____ Records provided

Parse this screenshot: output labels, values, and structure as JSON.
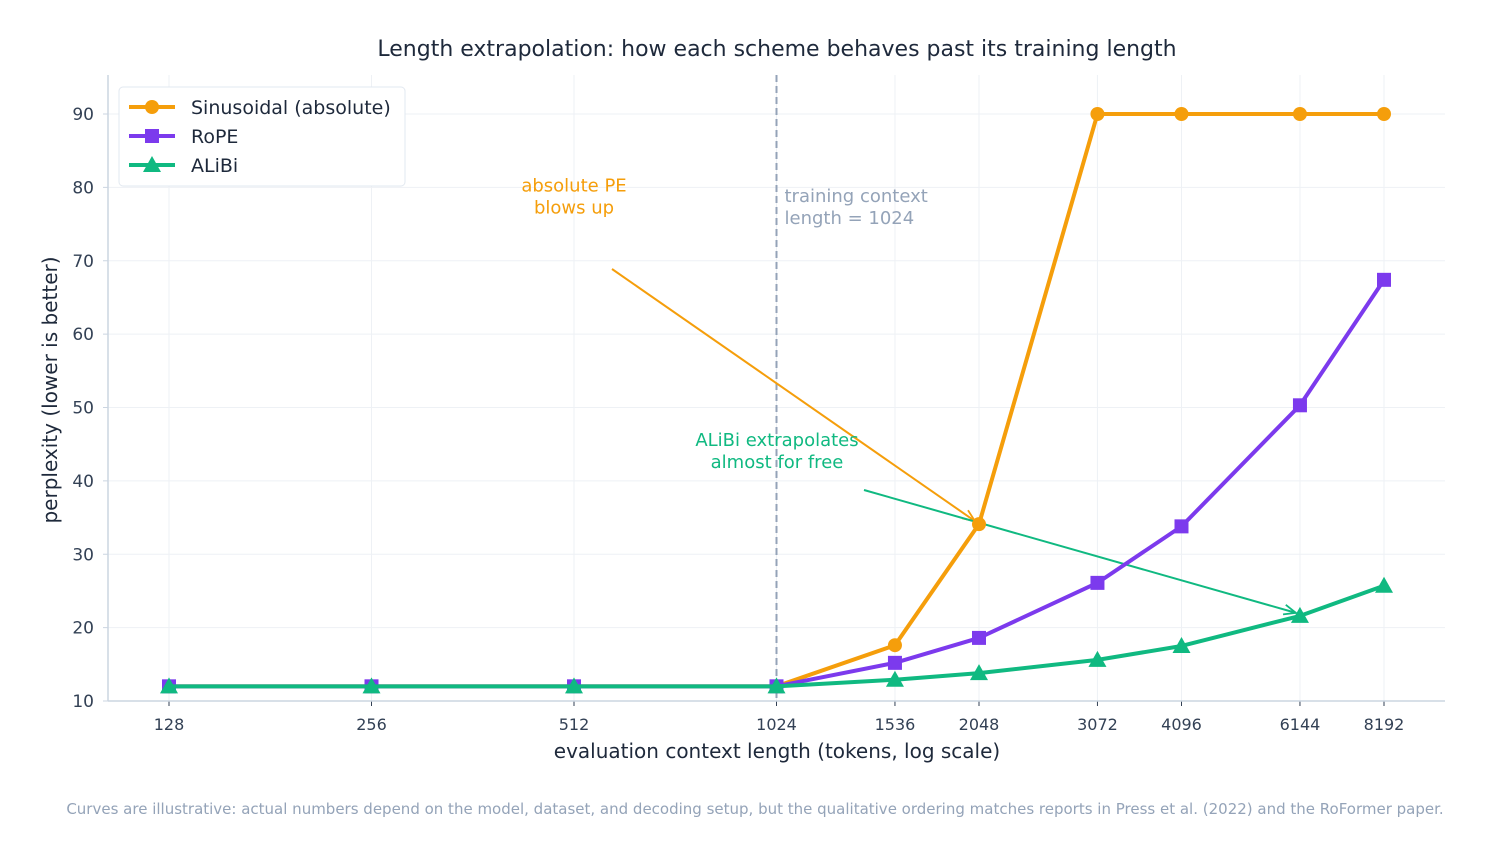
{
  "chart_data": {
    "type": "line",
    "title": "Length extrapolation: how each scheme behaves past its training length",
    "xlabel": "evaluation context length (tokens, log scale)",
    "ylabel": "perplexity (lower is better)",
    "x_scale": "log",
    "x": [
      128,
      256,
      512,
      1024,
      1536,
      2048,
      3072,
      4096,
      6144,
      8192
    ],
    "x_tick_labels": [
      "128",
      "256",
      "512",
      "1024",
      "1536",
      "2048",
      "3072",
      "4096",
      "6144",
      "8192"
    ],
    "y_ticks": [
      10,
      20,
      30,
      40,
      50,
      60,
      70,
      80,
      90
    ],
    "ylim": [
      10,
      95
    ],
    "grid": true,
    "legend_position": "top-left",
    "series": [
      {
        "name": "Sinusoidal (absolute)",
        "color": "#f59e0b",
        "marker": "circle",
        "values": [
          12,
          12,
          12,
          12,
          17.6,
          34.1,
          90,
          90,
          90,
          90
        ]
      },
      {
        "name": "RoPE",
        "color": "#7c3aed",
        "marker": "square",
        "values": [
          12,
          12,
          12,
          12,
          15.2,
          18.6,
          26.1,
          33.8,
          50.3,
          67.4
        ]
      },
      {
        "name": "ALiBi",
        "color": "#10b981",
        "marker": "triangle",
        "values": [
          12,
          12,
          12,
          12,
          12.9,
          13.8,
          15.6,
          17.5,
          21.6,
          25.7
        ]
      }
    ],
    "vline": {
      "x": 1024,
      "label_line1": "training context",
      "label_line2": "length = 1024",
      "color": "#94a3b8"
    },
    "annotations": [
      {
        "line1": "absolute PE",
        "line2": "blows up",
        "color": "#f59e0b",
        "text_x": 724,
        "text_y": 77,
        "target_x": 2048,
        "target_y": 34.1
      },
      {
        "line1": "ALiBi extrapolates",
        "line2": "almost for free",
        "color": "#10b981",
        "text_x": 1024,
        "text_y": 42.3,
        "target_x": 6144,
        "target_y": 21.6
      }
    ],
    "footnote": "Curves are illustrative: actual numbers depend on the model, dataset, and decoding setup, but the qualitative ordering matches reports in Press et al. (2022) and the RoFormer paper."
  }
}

________

* [Exercise details]: Copy each line of the records precisely and drop any images they hold.

* [Solution for this problem]:
Parse this screenshot: output labels, values, and structure as JSON.
{
  "chart_data": {
    "type": "line",
    "title": "Length extrapolation: how each scheme behaves past its training length",
    "xlabel": "evaluation context length (tokens, log scale)",
    "ylabel": "perplexity (lower is better)",
    "x_scale": "log",
    "x": [
      128,
      256,
      512,
      1024,
      1536,
      2048,
      3072,
      4096,
      6144,
      8192
    ],
    "x_tick_labels": [
      "128",
      "256",
      "512",
      "1024",
      "1536",
      "2048",
      "3072",
      "4096",
      "6144",
      "8192"
    ],
    "y_ticks": [
      10,
      20,
      30,
      40,
      50,
      60,
      70,
      80,
      90
    ],
    "ylim": [
      10,
      95
    ],
    "grid": true,
    "legend_position": "top-left",
    "series": [
      {
        "name": "Sinusoidal (absolute)",
        "color": "#f59e0b",
        "marker": "circle",
        "values": [
          12,
          12,
          12,
          12,
          17.6,
          34.1,
          90,
          90,
          90,
          90
        ]
      },
      {
        "name": "RoPE",
        "color": "#7c3aed",
        "marker": "square",
        "values": [
          12,
          12,
          12,
          12,
          15.2,
          18.6,
          26.1,
          33.8,
          50.3,
          67.4
        ]
      },
      {
        "name": "ALiBi",
        "color": "#10b981",
        "marker": "triangle",
        "values": [
          12,
          12,
          12,
          12,
          12.9,
          13.8,
          15.6,
          17.5,
          21.6,
          25.7
        ]
      }
    ],
    "vline": {
      "x": 1024,
      "label_line1": "training context",
      "label_line2": "length = 1024",
      "color": "#94a3b8"
    },
    "annotations": [
      {
        "line1": "absolute PE",
        "line2": "blows up",
        "color": "#f59e0b",
        "text_x": 724,
        "text_y": 77,
        "target_x": 2048,
        "target_y": 34.1
      },
      {
        "line1": "ALiBi extrapolates",
        "line2": "almost for free",
        "color": "#10b981",
        "text_x": 1024,
        "text_y": 42.3,
        "target_x": 6144,
        "target_y": 21.6
      }
    ],
    "footnote": "Curves are illustrative: actual numbers depend on the model, dataset, and decoding setup, but the qualitative ordering matches reports in Press et al. (2022) and the RoFormer paper."
  }
}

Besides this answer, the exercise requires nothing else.